- **GIVEN INSTRUCTION**: In the material below, identify each line bearing the word "VMware". Reproduce those lines.

## BEGIN GIVEN DATA

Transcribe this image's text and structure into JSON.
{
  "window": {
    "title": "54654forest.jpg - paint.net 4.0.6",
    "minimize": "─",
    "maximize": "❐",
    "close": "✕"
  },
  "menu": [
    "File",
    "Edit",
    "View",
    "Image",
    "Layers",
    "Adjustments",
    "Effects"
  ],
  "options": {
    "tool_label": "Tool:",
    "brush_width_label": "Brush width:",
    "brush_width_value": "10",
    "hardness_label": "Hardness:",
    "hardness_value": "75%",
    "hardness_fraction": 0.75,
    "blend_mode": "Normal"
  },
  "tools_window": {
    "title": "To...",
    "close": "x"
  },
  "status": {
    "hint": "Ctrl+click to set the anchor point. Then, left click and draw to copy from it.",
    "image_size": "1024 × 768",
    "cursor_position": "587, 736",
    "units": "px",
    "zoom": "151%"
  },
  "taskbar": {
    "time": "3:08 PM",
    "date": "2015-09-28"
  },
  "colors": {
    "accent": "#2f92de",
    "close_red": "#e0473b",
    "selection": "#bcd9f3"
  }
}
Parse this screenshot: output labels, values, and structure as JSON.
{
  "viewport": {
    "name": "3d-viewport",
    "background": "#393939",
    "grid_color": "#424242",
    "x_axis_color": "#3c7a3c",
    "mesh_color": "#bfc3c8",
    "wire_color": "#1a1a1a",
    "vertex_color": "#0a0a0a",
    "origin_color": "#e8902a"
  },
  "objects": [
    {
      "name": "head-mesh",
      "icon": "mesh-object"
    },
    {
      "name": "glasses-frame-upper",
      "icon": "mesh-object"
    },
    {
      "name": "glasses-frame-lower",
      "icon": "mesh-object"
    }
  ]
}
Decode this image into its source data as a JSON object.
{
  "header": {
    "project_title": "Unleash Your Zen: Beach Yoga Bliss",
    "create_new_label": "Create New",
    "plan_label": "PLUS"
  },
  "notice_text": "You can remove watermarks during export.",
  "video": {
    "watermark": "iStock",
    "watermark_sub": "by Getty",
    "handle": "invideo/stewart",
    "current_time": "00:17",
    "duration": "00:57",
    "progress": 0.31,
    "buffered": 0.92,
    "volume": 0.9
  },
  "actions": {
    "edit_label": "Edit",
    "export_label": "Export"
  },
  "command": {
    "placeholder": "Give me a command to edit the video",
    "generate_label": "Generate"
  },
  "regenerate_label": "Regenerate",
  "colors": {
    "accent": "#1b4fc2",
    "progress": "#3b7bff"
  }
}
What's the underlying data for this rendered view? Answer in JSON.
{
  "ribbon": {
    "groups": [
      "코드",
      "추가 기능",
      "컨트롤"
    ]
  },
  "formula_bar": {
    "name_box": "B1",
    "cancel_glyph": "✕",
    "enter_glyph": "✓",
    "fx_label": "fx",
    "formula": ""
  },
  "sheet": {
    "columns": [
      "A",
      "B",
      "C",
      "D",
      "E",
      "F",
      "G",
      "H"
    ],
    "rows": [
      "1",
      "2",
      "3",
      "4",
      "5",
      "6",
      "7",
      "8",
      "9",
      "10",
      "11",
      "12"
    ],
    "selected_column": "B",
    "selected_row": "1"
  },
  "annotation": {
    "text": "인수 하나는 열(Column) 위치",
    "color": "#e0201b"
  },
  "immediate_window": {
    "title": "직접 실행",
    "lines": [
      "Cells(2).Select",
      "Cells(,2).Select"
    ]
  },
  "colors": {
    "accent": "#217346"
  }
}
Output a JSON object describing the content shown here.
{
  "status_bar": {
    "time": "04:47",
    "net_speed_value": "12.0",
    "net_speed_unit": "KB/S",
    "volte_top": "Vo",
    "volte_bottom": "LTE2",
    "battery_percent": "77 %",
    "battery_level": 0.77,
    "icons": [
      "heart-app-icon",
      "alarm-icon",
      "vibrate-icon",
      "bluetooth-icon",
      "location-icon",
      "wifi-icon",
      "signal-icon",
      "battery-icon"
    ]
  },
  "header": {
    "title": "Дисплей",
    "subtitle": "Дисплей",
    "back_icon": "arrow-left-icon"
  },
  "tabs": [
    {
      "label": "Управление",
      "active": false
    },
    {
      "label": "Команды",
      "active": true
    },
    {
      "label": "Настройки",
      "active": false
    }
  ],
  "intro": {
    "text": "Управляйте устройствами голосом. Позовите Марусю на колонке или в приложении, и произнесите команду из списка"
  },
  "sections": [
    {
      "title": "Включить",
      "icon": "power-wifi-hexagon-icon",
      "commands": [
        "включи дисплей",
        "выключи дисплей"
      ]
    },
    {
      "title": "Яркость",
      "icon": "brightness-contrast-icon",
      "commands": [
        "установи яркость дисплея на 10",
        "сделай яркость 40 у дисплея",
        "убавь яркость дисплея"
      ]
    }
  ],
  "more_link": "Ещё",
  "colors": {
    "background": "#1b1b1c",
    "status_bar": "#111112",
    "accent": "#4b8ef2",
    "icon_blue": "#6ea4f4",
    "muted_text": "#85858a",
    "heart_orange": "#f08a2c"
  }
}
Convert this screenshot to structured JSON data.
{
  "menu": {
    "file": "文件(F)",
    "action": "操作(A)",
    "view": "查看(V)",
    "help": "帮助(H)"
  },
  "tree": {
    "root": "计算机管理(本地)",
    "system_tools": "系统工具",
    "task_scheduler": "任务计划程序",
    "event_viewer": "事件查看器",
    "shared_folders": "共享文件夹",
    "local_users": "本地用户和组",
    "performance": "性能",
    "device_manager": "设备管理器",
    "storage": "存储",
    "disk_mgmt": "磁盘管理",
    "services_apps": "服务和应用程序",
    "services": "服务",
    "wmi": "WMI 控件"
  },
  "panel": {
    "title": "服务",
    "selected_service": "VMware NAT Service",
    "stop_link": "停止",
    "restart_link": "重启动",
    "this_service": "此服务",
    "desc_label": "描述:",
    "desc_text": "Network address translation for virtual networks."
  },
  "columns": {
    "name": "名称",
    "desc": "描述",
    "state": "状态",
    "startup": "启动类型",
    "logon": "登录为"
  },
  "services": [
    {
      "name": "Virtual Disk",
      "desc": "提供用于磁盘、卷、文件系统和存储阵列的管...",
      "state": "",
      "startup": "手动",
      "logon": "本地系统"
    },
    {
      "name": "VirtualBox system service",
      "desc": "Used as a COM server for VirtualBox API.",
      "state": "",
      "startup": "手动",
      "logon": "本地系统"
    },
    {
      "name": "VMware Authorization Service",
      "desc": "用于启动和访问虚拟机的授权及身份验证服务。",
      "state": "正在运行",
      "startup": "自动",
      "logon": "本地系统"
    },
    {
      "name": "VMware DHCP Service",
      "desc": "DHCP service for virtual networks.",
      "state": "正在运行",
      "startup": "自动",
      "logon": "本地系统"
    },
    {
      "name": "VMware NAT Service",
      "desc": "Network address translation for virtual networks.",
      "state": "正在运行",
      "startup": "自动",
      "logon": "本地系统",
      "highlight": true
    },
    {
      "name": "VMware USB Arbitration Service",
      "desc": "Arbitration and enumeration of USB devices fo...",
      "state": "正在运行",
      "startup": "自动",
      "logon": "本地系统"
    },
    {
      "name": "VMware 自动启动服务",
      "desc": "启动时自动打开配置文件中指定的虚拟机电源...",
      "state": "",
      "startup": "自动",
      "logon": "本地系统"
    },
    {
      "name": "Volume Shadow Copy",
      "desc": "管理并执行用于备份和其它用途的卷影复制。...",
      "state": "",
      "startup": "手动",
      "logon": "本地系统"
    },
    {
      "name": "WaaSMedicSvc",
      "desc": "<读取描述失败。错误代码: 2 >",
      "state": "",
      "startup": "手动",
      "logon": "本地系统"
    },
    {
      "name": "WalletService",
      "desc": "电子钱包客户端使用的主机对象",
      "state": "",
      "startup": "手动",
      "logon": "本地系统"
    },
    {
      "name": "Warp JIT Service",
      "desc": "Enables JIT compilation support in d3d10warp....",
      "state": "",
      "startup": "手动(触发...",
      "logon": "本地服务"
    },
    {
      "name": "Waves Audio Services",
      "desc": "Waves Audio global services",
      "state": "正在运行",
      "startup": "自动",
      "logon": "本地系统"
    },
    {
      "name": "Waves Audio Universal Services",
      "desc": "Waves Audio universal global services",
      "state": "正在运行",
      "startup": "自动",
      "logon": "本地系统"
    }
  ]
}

## END GIVEN DATA

- **CORRECT OUTPUT**:
    "selected_service": "VMware NAT Service",
      "name": "VMware Authorization Service",
      "name": "VMware DHCP Service",
      "name": "VMware NAT Service",
      "name": "VMware USB Arbitration Service",
      "name": "VMware 自动启动服务",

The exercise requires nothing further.